• [Problem details]: Tally the lines in the records underneath that contain the string "PPARγ", and state the figure by itself.

Dataset excerpts:
"""

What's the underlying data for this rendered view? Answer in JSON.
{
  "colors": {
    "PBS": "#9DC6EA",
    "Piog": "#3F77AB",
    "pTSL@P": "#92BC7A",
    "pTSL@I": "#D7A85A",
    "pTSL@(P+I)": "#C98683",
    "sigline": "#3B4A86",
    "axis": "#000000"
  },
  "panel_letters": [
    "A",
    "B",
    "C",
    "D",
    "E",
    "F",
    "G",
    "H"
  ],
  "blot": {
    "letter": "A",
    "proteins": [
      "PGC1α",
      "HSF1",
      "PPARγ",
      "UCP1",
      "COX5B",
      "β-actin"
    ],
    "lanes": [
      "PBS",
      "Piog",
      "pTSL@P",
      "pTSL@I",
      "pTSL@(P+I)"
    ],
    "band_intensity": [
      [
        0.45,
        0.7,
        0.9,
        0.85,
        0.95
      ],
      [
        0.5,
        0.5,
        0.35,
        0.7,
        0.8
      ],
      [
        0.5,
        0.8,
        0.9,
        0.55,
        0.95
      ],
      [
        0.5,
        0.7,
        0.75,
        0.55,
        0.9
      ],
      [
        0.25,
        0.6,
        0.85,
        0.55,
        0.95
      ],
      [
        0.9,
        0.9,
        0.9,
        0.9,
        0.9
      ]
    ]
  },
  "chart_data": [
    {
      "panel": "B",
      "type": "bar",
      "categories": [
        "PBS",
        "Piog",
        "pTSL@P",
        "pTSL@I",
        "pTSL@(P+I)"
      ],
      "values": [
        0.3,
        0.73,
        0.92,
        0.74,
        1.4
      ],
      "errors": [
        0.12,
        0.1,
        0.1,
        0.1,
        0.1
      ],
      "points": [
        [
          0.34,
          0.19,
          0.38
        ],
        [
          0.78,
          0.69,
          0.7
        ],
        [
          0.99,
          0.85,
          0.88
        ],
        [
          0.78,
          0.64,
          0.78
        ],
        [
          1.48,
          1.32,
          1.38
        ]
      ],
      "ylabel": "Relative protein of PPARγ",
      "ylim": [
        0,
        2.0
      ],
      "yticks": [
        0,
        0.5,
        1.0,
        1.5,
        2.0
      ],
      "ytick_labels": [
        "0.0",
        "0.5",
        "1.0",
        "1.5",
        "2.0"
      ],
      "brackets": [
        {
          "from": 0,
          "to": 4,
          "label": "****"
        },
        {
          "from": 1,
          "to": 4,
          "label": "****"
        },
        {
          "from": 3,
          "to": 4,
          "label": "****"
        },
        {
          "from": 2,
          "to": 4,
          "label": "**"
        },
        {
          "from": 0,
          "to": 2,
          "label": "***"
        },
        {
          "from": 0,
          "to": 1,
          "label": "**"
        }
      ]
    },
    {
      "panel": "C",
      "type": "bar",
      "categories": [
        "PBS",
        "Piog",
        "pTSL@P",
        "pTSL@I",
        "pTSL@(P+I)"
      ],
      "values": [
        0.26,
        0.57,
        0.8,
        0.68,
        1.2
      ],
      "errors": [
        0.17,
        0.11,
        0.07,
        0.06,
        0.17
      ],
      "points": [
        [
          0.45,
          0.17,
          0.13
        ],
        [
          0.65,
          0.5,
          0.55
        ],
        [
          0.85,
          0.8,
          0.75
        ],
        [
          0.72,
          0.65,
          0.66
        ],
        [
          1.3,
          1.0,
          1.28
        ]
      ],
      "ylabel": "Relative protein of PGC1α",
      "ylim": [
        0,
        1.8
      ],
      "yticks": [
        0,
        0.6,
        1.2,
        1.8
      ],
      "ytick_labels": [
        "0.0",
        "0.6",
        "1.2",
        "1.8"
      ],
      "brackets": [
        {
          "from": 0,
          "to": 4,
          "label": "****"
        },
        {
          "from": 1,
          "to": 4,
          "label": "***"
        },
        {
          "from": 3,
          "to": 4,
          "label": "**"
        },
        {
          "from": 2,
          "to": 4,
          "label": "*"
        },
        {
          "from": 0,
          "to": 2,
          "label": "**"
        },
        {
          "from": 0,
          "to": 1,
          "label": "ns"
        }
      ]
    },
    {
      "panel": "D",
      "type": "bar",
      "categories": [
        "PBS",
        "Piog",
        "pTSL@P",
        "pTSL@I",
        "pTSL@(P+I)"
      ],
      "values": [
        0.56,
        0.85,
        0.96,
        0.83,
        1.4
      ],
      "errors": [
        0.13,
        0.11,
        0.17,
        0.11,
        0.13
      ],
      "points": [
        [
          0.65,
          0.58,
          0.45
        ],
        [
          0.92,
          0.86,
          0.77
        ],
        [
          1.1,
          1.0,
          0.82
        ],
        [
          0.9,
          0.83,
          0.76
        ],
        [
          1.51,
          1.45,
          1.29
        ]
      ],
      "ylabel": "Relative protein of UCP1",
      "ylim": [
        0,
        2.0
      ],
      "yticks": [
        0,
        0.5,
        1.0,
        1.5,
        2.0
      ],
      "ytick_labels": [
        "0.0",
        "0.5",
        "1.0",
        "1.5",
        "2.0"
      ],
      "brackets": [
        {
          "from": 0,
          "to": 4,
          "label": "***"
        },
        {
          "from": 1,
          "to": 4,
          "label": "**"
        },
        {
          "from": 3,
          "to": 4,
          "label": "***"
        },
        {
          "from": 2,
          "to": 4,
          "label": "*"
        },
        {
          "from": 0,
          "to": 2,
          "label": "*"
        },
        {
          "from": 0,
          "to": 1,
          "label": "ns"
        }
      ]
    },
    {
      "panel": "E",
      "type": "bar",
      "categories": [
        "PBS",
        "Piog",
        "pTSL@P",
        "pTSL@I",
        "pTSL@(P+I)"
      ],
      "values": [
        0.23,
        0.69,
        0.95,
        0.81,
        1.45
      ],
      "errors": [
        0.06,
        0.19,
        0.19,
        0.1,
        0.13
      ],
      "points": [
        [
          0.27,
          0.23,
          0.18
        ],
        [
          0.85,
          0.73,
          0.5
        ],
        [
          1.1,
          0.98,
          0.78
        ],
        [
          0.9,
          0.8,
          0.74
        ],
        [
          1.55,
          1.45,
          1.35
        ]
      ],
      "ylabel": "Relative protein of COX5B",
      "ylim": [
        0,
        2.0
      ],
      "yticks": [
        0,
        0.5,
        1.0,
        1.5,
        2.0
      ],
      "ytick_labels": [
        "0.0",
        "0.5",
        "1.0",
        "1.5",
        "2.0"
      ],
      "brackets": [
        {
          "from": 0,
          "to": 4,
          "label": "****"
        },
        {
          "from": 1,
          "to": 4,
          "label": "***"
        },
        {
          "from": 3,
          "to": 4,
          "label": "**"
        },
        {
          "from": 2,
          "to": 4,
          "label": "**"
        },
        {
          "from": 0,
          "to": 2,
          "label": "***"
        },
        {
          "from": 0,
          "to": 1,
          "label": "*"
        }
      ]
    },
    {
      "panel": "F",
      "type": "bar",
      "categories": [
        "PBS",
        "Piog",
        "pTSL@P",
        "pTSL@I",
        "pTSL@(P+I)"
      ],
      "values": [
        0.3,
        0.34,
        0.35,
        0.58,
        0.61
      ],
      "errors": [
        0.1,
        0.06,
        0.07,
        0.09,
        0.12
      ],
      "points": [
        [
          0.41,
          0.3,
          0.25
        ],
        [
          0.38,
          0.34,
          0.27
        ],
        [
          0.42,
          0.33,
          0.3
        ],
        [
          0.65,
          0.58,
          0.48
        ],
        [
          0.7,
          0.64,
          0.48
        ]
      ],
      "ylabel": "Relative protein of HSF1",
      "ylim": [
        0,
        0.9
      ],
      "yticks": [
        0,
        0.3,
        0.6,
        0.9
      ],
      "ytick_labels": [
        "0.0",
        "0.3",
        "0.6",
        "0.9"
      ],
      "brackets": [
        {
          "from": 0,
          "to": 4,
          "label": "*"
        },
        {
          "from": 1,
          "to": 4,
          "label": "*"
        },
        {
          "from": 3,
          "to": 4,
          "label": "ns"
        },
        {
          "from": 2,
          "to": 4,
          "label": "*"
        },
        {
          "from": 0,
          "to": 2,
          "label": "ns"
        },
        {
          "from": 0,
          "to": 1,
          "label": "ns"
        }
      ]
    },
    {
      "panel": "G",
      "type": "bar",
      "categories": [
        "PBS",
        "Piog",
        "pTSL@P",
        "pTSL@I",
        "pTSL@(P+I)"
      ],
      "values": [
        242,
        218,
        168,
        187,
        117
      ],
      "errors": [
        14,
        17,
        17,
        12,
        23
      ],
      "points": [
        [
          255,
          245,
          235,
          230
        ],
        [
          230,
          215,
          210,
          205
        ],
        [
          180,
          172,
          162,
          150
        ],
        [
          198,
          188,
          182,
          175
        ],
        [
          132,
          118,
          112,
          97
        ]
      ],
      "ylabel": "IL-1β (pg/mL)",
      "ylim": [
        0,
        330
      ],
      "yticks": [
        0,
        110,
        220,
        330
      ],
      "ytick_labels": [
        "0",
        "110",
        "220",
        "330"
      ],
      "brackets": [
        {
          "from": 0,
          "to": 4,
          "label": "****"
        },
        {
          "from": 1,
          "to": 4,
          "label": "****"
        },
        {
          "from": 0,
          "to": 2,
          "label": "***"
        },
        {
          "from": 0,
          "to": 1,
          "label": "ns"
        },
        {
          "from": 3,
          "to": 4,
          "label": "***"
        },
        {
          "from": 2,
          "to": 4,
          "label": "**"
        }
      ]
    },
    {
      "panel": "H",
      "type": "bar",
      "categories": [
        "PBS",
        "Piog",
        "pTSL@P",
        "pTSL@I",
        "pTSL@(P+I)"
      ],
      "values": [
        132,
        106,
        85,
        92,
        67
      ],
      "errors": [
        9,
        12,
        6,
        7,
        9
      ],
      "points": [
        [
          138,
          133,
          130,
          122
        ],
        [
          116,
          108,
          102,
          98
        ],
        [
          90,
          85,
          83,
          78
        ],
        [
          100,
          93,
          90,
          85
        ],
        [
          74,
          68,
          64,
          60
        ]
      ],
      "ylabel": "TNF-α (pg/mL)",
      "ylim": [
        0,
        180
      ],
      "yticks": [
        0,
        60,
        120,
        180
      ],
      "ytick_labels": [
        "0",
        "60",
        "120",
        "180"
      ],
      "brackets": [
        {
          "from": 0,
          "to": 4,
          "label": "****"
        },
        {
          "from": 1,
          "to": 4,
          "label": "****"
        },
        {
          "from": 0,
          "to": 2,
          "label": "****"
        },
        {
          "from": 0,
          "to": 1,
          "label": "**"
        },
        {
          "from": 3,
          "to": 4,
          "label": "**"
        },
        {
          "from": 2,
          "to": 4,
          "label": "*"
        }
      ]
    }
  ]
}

"""

• [Worked solution]: 2